### [Input]

--- Start ---

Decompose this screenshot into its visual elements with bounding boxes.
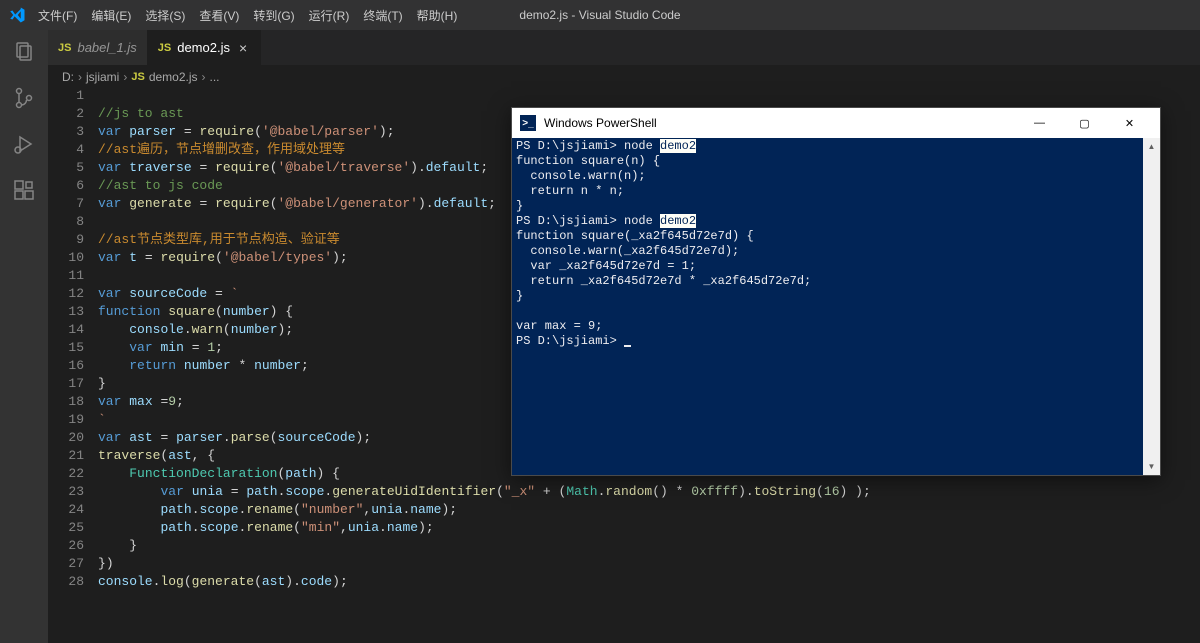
menu-file[interactable]: 文件(F) bbox=[38, 7, 77, 24]
tab-demo2[interactable]: JS demo2.js × bbox=[148, 30, 261, 65]
source-control-icon[interactable] bbox=[12, 86, 36, 110]
menu-goto[interactable]: 转到(G) bbox=[253, 7, 294, 24]
close-button[interactable]: ✕ bbox=[1107, 109, 1152, 138]
extensions-icon[interactable] bbox=[12, 178, 36, 202]
titlebar: 文件(F) 编辑(E) 选择(S) 查看(V) 转到(G) 运行(R) 终端(T… bbox=[0, 0, 1200, 30]
activity-bar bbox=[0, 30, 48, 643]
menu-view[interactable]: 查看(V) bbox=[199, 7, 239, 24]
chevron-right-icon: › bbox=[78, 70, 82, 84]
menu-terminal[interactable]: 终端(T) bbox=[363, 7, 402, 24]
powershell-output[interactable]: PS D:\jsjiami> node demo2function square… bbox=[512, 138, 1160, 475]
breadcrumb-segment[interactable]: demo2.js bbox=[149, 70, 198, 84]
menu-run[interactable]: 运行(R) bbox=[309, 7, 350, 24]
powershell-title: Windows PowerShell bbox=[544, 116, 657, 130]
scrollbar[interactable]: ▲ ▼ bbox=[1143, 138, 1160, 475]
chevron-right-icon: › bbox=[123, 70, 127, 84]
chevron-right-icon: › bbox=[202, 70, 206, 84]
breadcrumb-segment[interactable]: D: bbox=[62, 70, 74, 84]
menu-bar: 文件(F) 编辑(E) 选择(S) 查看(V) 转到(G) 运行(R) 终端(T… bbox=[38, 7, 457, 24]
run-debug-icon[interactable] bbox=[12, 132, 36, 156]
scrollbar-track[interactable] bbox=[1143, 155, 1160, 458]
vscode-logo-icon bbox=[8, 6, 26, 24]
powershell-window[interactable]: >_ Windows PowerShell — ▢ ✕ PS D:\jsjiam… bbox=[511, 107, 1161, 476]
tab-label: babel_1.js bbox=[77, 40, 136, 55]
scroll-up-icon[interactable]: ▲ bbox=[1143, 138, 1160, 155]
line-number-gutter: 1234567891011121314151617181920212223242… bbox=[48, 87, 98, 643]
scroll-down-icon[interactable]: ▼ bbox=[1143, 458, 1160, 475]
explorer-icon[interactable] bbox=[12, 40, 36, 64]
powershell-titlebar[interactable]: >_ Windows PowerShell — ▢ ✕ bbox=[512, 108, 1160, 138]
minimize-button[interactable]: — bbox=[1017, 109, 1062, 138]
breadcrumb-segment[interactable]: jsjiami bbox=[86, 70, 119, 84]
close-icon[interactable]: × bbox=[236, 40, 250, 56]
tab-label: demo2.js bbox=[177, 40, 230, 55]
js-file-icon: JS bbox=[131, 71, 144, 83]
powershell-icon: >_ bbox=[520, 115, 536, 131]
menu-edit[interactable]: 编辑(E) bbox=[91, 7, 131, 24]
maximize-button[interactable]: ▢ bbox=[1062, 109, 1107, 138]
js-file-icon: JS bbox=[158, 42, 171, 54]
window-title: demo2.js - Visual Studio Code bbox=[519, 8, 680, 22]
menu-select[interactable]: 选择(S) bbox=[145, 7, 185, 24]
js-file-icon: JS bbox=[58, 42, 71, 54]
tab-babel1[interactable]: JS babel_1.js bbox=[48, 30, 148, 65]
menu-help[interactable]: 帮助(H) bbox=[417, 7, 458, 24]
tab-bar: JS babel_1.js JS demo2.js × bbox=[48, 30, 1200, 65]
breadcrumb-segment[interactable]: ... bbox=[210, 70, 220, 84]
breadcrumb[interactable]: D: › jsjiami › JS demo2.js › ... bbox=[48, 65, 1200, 87]
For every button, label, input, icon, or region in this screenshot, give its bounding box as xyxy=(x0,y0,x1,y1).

--- End ---

### [Required task]
Revise the listing from the line containing "menu-file[interactable]: 文件(F) bbox=[38, 7, 77, 24]" down to the line containing "maximize-button[interactable]: ▢ bbox=[1062, 109, 1107, 138]", replacing "breadcrumb-segment" with "path-segment" and leaving everything else unchanged. Return only those lines.

### [Worked answer]
menu-file[interactable]: 文件(F) bbox=[38, 7, 77, 24]
tab-demo2[interactable]: JS demo2.js × bbox=[148, 30, 261, 65]
source-control-icon[interactable] bbox=[12, 86, 36, 110]
menu-goto[interactable]: 转到(G) bbox=[253, 7, 294, 24]
close-button[interactable]: ✕ bbox=[1107, 109, 1152, 138]
extensions-icon[interactable] bbox=[12, 178, 36, 202]
titlebar: 文件(F) 编辑(E) 选择(S) 查看(V) 转到(G) 运行(R) 终端(T… bbox=[0, 0, 1200, 30]
activity-bar bbox=[0, 30, 48, 643]
menu-view[interactable]: 查看(V) bbox=[199, 7, 239, 24]
chevron-right-icon: › bbox=[78, 70, 82, 84]
menu-terminal[interactable]: 终端(T) bbox=[363, 7, 402, 24]
powershell-output[interactable]: PS D:\jsjiami> node demo2function square… bbox=[512, 138, 1160, 475]
path-segment[interactable]: demo2.js bbox=[149, 70, 198, 84]
menu-run[interactable]: 运行(R) bbox=[309, 7, 350, 24]
powershell-title: Windows PowerShell bbox=[544, 116, 657, 130]
scrollbar[interactable]: ▲ ▼ bbox=[1143, 138, 1160, 475]
chevron-right-icon: › bbox=[123, 70, 127, 84]
chevron-right-icon: › bbox=[202, 70, 206, 84]
path-segment[interactable]: D: bbox=[62, 70, 74, 84]
menu-bar: 文件(F) 编辑(E) 选择(S) 查看(V) 转到(G) 运行(R) 终端(T… bbox=[38, 7, 457, 24]
run-debug-icon[interactable] bbox=[12, 132, 36, 156]
scrollbar-track[interactable] bbox=[1143, 155, 1160, 458]
vscode-logo-icon bbox=[8, 6, 26, 24]
powershell-window[interactable]: >_ Windows PowerShell — ▢ ✕ PS D:\jsjiam… bbox=[511, 107, 1161, 476]
tab-label: babel_1.js bbox=[77, 40, 136, 55]
scroll-up-icon[interactable]: ▲ bbox=[1143, 138, 1160, 155]
line-number-gutter: 1234567891011121314151617181920212223242… bbox=[48, 87, 98, 643]
scroll-down-icon[interactable]: ▼ bbox=[1143, 458, 1160, 475]
explorer-icon[interactable] bbox=[12, 40, 36, 64]
powershell-titlebar[interactable]: >_ Windows PowerShell — ▢ ✕ bbox=[512, 108, 1160, 138]
minimize-button[interactable]: — bbox=[1017, 109, 1062, 138]
path-segment[interactable]: jsjiami bbox=[86, 70, 119, 84]
close-icon[interactable]: × bbox=[236, 40, 250, 56]
tab-label: demo2.js bbox=[177, 40, 230, 55]
js-file-icon: JS bbox=[131, 71, 144, 83]
powershell-icon: >_ bbox=[520, 115, 536, 131]
menu-edit[interactable]: 编辑(E) bbox=[91, 7, 131, 24]
maximize-button[interactable]: ▢ bbox=[1062, 109, 1107, 138]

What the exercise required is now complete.